WORK INSTRUCTIONS ::
Look through the records below and give the number of lines holding the string "Closed", nothing more.
********************
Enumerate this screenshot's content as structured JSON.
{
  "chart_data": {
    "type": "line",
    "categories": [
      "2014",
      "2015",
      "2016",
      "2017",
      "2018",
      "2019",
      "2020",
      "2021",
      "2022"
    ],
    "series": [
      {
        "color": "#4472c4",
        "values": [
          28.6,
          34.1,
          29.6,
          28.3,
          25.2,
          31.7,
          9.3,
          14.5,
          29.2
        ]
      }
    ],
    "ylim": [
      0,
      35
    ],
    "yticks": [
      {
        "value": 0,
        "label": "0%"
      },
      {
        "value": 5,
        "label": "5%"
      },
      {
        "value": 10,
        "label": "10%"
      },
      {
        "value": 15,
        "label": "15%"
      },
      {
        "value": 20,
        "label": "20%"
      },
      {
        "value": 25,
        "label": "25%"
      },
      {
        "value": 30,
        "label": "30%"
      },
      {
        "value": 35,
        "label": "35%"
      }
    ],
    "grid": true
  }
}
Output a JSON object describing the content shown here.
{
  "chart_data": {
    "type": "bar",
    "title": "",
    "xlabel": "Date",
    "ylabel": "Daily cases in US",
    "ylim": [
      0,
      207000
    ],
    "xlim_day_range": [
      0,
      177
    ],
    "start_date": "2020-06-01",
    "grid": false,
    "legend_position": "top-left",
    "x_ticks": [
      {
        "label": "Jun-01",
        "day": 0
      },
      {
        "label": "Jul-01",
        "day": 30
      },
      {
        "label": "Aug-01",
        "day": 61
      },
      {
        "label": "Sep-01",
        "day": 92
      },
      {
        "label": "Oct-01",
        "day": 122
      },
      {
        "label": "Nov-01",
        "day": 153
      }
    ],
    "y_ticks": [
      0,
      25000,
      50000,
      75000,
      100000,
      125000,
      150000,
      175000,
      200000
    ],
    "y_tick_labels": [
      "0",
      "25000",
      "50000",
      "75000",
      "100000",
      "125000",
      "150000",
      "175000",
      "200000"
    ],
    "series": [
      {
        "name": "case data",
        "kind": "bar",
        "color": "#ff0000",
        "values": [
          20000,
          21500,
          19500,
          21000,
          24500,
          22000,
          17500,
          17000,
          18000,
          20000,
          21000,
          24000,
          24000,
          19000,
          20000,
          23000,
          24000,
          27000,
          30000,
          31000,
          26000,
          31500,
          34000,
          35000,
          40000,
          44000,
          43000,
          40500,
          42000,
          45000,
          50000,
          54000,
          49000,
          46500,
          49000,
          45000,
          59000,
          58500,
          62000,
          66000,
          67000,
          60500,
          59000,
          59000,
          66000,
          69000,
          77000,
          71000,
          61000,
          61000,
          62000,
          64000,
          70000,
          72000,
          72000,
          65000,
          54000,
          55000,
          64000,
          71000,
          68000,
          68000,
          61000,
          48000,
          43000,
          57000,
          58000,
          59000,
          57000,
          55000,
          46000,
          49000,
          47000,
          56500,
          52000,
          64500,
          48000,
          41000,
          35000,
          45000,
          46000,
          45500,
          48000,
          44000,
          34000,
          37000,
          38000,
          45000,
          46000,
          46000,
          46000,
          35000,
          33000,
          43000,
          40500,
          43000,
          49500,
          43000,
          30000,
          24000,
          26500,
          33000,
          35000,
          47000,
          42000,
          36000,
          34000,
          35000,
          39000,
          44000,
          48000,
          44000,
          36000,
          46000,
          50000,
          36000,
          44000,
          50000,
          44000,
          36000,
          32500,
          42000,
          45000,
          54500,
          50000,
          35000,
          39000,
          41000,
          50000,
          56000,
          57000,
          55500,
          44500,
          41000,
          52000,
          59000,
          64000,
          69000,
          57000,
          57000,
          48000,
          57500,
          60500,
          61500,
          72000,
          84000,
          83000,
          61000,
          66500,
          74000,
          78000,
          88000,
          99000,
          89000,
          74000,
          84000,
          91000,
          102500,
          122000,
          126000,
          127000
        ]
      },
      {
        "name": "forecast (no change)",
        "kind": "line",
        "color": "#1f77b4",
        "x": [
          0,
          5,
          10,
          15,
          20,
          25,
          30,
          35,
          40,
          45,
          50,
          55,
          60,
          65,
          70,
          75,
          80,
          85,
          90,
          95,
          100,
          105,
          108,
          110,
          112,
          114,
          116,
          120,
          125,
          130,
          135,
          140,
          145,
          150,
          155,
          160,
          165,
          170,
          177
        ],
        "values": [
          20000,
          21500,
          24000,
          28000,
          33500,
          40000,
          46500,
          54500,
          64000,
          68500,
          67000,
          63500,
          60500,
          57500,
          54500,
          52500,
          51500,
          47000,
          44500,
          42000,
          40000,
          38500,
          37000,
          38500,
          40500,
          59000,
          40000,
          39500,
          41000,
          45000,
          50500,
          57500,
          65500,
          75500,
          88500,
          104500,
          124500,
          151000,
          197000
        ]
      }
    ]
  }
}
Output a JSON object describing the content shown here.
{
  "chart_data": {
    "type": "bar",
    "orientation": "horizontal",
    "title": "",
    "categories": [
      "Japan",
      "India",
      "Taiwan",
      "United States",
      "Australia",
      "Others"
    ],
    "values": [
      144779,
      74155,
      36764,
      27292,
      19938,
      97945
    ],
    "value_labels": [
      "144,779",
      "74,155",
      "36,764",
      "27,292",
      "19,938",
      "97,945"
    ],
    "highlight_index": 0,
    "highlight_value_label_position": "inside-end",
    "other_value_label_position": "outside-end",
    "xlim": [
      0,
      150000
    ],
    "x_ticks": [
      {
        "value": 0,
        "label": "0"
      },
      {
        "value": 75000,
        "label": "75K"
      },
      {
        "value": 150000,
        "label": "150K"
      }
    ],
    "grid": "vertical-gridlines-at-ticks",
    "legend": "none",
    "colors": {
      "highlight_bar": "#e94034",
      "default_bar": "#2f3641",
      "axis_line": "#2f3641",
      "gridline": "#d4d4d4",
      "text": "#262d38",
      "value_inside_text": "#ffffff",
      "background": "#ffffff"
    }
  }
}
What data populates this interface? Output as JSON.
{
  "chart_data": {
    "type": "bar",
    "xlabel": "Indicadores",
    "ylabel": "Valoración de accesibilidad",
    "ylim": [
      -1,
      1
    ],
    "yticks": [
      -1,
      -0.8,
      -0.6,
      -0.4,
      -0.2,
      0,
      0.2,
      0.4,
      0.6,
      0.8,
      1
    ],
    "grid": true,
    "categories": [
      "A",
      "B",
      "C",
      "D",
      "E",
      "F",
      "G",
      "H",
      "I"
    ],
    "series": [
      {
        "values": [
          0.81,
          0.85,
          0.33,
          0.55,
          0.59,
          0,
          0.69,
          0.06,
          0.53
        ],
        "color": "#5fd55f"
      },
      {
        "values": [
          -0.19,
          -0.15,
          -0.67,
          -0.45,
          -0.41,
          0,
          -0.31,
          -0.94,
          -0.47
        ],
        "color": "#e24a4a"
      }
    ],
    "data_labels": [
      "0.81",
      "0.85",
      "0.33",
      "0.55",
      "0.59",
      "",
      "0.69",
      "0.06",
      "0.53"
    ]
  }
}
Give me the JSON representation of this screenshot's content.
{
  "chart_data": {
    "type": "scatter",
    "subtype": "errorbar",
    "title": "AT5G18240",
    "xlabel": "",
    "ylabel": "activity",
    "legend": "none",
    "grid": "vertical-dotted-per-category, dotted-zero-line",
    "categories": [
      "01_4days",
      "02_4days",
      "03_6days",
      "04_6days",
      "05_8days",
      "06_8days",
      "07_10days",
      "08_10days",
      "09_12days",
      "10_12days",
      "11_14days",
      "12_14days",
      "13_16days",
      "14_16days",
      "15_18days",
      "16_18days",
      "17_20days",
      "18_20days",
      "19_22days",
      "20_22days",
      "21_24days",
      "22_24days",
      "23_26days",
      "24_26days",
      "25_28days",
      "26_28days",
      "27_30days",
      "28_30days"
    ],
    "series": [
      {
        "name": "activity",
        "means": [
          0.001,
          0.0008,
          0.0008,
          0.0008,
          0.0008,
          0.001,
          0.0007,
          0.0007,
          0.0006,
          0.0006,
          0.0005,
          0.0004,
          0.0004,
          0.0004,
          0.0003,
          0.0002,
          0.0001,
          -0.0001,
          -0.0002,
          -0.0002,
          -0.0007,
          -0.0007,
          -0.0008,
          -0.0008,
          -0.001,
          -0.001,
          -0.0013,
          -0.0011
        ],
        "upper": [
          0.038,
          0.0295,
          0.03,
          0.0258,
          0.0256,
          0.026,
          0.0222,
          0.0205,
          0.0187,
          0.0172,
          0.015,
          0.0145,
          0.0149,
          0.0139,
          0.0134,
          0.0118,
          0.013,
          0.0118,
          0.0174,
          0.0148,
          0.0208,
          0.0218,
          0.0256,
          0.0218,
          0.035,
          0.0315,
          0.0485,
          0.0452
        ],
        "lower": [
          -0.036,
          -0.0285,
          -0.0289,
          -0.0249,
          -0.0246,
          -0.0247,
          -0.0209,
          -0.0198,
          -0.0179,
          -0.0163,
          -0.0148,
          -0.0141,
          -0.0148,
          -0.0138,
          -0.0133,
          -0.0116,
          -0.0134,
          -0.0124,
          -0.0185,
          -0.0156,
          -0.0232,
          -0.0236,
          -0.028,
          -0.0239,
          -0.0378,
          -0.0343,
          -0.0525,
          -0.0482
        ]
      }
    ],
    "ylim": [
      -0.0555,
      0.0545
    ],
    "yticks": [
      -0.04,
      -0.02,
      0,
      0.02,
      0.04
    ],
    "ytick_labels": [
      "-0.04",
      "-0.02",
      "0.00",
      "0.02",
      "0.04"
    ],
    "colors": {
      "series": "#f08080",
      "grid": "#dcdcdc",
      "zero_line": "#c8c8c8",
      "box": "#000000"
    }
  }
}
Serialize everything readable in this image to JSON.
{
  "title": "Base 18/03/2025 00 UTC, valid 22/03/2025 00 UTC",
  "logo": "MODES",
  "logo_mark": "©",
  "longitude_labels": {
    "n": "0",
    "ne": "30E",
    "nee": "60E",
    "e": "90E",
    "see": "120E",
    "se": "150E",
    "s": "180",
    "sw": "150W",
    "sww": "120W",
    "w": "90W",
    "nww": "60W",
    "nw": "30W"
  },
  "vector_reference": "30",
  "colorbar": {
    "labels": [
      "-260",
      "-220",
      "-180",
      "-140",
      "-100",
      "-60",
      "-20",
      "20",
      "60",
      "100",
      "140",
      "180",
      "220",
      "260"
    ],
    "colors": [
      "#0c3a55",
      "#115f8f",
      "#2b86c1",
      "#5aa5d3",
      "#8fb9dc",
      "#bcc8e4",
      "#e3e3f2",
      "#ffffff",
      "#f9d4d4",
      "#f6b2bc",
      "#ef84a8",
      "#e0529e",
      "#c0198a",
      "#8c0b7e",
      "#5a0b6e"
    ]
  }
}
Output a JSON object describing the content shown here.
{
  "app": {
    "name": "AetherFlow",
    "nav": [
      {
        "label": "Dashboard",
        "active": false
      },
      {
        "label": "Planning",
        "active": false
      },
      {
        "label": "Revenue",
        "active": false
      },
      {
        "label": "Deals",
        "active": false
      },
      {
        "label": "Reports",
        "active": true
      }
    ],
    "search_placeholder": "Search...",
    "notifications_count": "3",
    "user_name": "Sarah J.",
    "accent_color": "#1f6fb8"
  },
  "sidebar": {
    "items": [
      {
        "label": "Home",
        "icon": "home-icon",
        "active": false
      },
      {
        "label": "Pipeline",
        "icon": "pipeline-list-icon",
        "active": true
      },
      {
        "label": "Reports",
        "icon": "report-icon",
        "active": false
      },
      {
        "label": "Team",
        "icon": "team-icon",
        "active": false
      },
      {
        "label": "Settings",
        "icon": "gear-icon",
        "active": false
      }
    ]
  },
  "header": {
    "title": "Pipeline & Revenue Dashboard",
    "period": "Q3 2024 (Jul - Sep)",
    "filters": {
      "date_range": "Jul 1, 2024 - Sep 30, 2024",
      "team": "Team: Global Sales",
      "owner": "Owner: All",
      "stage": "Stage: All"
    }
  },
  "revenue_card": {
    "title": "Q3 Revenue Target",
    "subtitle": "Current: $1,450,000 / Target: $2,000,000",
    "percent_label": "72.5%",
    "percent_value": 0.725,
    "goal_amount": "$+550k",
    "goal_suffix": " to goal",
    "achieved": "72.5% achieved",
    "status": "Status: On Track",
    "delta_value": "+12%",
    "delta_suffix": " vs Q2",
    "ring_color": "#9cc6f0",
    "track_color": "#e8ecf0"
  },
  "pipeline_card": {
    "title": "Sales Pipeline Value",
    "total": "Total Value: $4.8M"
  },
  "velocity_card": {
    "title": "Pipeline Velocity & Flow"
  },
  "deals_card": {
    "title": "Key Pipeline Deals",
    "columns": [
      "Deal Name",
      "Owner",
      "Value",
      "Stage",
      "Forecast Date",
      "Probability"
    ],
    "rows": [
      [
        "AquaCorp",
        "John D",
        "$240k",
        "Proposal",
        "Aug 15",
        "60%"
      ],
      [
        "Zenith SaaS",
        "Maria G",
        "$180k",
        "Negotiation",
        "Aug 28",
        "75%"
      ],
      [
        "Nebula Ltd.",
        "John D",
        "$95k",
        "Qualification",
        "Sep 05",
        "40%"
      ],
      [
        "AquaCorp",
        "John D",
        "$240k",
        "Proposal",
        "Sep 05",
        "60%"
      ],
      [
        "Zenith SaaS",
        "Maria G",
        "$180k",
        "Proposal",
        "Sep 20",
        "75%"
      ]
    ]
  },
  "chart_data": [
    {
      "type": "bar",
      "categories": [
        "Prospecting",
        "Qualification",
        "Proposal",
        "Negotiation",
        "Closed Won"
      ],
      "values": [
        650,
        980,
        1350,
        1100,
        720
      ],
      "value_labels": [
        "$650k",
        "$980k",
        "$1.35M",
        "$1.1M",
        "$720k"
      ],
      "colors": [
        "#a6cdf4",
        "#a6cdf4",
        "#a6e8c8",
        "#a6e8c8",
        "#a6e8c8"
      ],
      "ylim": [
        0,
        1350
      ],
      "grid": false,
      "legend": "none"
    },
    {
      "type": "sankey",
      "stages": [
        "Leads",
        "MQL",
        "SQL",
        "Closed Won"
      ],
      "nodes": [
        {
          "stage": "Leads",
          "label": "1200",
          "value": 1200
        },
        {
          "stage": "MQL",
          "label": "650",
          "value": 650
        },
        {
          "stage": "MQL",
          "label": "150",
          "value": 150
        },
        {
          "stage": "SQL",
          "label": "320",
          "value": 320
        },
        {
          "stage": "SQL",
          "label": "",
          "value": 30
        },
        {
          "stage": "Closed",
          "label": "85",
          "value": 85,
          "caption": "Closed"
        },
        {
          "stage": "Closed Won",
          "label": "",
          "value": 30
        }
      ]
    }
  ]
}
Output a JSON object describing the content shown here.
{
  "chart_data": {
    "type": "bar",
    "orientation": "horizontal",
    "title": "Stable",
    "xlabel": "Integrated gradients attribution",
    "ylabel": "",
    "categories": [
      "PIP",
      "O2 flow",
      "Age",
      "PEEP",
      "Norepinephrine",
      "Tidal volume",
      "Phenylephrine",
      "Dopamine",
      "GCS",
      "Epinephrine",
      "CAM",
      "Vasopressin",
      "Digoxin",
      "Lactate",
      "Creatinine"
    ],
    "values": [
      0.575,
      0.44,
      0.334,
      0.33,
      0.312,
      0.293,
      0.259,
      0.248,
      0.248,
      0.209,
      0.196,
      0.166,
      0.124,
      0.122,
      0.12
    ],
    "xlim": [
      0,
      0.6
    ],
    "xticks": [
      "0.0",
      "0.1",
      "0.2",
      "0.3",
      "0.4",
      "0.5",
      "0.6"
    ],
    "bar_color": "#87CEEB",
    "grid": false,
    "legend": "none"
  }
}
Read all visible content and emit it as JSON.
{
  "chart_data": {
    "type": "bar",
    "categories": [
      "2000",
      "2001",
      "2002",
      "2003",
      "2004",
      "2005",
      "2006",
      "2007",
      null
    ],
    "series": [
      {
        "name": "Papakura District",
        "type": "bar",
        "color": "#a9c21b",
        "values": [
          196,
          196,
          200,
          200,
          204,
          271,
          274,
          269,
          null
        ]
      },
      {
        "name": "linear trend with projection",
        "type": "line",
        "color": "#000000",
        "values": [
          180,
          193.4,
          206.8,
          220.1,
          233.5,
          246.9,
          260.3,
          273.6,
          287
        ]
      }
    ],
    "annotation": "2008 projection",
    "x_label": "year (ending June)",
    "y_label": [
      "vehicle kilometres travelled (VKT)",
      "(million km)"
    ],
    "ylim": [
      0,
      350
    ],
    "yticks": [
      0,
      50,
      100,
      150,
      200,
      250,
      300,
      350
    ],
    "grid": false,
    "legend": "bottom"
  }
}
********************
RESULT OF THIS TASK ::
5